[Stated exercise]:
Show all lines from the listing below that contain "structure".

— Start Material —

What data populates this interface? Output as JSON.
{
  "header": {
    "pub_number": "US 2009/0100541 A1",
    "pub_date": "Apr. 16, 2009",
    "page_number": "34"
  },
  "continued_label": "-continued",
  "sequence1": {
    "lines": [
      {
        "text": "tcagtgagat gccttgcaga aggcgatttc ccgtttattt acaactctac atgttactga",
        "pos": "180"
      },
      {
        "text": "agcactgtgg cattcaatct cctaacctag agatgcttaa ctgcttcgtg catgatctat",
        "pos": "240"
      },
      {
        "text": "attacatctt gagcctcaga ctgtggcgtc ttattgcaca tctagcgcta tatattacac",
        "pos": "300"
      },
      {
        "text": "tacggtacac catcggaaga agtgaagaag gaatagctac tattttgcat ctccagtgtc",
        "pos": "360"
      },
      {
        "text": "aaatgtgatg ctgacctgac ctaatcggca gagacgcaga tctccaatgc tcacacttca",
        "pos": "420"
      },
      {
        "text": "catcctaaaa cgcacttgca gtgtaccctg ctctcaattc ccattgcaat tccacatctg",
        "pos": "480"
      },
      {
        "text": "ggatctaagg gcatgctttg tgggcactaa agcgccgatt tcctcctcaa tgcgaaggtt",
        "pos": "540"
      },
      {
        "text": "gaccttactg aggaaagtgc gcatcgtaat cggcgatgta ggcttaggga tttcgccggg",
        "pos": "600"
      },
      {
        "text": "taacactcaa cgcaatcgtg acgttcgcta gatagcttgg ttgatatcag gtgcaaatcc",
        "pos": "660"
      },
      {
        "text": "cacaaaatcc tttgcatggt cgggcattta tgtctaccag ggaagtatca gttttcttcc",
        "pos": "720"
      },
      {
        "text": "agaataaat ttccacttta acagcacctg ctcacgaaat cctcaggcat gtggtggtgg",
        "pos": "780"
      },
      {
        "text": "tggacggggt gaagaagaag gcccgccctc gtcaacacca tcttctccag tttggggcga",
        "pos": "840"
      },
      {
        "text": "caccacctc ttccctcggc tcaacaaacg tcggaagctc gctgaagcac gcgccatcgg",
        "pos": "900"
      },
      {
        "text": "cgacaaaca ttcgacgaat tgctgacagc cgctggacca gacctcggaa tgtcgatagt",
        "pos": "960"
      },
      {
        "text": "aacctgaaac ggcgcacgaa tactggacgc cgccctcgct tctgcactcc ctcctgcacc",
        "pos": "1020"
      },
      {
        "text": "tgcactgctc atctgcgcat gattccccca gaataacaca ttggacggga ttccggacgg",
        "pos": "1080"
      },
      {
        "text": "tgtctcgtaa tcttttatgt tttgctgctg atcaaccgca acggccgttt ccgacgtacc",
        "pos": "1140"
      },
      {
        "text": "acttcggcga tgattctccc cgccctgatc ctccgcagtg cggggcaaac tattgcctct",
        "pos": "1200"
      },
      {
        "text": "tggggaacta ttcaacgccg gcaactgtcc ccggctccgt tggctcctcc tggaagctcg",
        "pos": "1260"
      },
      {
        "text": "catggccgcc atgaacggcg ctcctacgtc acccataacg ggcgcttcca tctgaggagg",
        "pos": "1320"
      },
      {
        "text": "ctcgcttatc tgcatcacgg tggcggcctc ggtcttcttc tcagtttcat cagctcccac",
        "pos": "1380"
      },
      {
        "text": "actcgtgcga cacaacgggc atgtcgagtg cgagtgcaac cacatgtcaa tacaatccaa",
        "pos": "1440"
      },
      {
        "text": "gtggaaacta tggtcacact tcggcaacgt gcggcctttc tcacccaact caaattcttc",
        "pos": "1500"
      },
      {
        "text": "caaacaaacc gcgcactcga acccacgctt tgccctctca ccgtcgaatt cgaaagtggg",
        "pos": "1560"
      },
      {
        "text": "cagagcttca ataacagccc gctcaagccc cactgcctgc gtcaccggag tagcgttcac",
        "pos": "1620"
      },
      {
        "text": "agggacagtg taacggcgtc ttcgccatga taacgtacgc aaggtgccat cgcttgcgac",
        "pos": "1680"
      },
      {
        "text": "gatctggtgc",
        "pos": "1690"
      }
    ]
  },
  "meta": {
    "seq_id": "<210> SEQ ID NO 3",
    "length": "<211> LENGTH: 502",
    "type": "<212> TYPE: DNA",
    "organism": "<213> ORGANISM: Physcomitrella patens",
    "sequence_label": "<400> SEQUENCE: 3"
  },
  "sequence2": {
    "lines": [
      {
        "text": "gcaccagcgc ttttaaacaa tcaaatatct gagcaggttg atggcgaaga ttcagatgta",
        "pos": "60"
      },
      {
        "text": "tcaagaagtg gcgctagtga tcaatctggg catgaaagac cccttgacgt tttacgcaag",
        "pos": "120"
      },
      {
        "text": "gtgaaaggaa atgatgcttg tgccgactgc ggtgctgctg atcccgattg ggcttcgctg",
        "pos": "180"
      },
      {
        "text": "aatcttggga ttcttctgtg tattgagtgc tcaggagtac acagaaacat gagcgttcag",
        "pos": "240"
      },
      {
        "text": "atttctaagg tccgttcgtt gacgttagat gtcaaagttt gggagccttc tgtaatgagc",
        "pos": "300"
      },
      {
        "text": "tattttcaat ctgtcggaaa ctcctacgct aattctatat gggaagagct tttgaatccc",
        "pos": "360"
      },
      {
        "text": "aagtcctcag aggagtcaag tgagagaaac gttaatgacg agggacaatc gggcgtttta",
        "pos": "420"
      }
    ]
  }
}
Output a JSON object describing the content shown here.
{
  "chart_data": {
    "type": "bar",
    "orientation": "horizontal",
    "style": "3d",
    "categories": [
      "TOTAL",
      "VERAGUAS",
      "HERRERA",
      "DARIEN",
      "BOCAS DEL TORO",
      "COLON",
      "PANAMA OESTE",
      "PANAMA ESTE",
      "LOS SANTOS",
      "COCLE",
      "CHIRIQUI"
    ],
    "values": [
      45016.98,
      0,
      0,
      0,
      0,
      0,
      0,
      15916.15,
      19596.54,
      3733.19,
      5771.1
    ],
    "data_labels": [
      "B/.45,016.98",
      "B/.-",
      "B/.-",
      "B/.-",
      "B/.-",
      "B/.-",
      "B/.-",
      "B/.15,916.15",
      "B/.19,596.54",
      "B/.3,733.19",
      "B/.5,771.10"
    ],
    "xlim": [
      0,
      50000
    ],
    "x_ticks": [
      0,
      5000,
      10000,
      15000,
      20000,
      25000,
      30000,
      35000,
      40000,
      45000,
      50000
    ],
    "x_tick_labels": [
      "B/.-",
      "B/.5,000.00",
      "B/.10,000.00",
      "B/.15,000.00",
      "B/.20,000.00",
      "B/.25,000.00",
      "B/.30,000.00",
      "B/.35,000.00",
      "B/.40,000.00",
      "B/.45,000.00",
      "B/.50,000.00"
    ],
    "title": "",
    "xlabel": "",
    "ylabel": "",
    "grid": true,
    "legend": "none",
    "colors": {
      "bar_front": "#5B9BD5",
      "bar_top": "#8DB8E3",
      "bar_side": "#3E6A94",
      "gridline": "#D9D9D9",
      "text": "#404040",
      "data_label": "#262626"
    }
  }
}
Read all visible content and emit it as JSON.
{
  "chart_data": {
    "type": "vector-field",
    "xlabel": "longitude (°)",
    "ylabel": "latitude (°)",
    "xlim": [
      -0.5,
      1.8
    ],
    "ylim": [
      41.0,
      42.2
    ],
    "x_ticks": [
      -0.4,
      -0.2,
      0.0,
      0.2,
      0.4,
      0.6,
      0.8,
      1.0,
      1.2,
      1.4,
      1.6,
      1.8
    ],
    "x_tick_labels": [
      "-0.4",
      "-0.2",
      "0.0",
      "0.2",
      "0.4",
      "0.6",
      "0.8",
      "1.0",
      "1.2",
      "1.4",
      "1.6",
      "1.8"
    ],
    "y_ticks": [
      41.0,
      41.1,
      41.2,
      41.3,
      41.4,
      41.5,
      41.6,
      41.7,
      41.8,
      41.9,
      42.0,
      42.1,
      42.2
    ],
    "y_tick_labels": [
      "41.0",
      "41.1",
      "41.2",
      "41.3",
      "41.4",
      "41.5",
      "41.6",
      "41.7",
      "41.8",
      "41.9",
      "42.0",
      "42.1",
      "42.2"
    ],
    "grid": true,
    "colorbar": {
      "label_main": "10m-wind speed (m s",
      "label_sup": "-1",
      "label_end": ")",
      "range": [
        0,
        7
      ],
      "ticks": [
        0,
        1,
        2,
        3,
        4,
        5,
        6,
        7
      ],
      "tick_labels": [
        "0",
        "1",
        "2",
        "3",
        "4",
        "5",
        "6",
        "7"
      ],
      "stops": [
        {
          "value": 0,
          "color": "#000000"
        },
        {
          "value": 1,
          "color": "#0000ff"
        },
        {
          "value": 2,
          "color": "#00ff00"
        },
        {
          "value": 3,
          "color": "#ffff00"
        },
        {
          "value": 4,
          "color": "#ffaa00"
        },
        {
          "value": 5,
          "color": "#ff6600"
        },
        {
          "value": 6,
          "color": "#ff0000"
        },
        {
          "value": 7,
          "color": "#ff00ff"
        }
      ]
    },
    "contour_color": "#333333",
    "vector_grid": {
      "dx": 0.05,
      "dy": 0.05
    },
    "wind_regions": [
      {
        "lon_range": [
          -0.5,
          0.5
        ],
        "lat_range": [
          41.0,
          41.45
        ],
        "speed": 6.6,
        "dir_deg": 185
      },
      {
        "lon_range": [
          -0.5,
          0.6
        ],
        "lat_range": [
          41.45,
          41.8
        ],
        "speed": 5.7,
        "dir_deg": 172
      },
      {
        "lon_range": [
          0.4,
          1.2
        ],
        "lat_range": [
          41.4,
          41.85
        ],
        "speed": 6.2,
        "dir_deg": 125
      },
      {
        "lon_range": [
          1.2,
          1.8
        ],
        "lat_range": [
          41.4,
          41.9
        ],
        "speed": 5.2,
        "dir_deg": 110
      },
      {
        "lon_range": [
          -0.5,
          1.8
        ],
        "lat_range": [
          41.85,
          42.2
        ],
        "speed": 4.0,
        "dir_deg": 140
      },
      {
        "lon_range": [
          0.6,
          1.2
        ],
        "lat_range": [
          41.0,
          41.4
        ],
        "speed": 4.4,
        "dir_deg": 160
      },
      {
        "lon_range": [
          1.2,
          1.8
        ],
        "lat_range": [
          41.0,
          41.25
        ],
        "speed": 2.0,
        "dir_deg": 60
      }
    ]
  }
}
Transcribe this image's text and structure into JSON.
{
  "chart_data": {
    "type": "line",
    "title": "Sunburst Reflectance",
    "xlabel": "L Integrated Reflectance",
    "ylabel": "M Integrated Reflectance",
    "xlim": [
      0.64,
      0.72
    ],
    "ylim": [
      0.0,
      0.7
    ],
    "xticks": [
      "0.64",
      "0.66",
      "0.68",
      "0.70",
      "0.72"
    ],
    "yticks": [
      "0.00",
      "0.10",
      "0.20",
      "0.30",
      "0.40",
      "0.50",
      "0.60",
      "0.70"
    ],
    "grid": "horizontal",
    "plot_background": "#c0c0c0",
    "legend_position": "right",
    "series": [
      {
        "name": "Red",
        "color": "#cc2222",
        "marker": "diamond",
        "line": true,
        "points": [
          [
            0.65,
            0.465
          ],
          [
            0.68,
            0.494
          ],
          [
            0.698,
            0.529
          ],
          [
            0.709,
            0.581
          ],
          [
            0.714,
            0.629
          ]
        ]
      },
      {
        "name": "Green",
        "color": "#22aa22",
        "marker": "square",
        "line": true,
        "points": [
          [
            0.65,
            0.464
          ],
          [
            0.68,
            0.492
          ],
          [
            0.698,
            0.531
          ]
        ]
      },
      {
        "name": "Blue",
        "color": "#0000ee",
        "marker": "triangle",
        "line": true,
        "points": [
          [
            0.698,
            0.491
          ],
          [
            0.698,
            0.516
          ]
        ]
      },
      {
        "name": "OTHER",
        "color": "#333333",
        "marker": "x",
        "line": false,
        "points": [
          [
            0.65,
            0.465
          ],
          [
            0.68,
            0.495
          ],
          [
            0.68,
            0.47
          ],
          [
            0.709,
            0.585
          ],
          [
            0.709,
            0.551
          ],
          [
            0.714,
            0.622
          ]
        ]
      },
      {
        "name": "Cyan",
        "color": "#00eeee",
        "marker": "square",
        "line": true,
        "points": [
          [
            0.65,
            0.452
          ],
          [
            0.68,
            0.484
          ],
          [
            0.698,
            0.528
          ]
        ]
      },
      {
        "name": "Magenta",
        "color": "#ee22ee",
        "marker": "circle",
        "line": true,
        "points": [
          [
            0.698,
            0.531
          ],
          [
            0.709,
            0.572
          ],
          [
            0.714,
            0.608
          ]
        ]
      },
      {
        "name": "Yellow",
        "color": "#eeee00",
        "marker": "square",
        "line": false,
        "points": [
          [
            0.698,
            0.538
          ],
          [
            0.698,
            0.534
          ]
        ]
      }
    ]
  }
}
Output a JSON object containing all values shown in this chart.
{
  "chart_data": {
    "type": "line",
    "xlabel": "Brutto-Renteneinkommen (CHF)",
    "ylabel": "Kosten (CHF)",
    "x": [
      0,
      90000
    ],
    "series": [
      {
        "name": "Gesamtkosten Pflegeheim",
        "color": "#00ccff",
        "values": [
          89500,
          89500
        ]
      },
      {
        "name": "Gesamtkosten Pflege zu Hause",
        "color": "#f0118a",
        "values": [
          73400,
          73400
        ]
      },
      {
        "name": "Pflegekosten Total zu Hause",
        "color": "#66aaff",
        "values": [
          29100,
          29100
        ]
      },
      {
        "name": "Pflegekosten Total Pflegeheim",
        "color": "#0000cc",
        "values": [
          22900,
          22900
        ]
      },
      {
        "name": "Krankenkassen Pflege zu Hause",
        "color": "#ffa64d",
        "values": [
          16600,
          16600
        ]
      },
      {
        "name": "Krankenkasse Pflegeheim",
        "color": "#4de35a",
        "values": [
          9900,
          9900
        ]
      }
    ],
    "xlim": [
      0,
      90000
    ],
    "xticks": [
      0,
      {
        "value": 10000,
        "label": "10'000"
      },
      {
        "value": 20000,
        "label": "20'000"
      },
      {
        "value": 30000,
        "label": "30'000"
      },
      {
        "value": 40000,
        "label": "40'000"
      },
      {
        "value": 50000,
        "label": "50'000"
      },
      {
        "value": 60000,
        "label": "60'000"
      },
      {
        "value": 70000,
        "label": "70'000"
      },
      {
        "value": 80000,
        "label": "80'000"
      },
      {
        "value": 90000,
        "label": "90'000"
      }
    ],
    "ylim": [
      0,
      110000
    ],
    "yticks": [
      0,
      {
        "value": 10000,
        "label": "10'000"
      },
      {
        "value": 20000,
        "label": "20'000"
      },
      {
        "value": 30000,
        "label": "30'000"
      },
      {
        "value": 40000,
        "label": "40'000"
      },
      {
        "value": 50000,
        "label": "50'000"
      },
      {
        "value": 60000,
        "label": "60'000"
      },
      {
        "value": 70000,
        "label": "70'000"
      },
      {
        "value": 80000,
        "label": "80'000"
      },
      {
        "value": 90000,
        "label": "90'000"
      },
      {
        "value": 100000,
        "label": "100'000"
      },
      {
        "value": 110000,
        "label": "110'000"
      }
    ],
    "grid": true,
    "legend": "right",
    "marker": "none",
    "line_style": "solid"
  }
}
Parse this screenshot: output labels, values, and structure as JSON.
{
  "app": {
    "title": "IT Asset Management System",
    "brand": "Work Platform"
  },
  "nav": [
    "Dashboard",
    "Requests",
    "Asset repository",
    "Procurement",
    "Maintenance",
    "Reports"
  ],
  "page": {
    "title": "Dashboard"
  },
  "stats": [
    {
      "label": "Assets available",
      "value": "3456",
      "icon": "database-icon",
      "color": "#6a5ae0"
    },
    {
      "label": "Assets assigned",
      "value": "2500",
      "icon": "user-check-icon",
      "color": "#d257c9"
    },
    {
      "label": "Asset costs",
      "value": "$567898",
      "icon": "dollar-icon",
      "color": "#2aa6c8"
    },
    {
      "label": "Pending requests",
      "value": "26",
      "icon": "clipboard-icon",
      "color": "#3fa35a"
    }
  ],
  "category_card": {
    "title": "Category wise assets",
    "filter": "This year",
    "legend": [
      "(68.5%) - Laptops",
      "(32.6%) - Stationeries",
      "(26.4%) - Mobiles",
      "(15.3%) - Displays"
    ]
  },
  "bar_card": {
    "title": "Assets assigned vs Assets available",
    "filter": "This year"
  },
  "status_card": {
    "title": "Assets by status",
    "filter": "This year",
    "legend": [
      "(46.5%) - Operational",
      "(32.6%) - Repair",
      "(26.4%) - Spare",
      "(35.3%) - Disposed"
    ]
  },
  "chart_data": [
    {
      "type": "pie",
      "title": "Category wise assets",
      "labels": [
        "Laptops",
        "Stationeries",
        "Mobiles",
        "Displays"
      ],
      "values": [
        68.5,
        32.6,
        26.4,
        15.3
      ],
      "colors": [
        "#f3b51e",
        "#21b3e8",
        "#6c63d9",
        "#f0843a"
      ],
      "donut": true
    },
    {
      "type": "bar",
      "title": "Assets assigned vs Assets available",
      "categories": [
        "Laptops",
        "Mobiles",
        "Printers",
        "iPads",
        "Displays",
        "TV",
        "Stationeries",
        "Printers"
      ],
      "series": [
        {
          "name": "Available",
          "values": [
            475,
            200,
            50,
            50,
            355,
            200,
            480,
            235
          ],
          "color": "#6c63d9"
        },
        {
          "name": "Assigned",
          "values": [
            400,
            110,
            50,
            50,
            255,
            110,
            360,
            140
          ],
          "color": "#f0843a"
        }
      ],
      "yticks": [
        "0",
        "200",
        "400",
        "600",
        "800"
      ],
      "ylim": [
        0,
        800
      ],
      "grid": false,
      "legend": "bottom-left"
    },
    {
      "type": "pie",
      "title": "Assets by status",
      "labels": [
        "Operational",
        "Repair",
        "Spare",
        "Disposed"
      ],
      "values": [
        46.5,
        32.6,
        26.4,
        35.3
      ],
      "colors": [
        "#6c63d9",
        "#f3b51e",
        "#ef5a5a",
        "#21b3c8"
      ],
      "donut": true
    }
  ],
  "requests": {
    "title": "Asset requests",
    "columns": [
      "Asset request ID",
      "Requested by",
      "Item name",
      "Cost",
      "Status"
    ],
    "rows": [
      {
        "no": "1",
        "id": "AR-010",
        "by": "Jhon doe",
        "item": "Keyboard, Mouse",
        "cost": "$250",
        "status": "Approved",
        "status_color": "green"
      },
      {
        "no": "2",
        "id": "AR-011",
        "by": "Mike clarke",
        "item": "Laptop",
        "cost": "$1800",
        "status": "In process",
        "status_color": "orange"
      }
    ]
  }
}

— End Material —

[Final answer]:
Transcribe this image's text and structure into JSON.
Parse this screenshot: output labels, values, and structure as JSON.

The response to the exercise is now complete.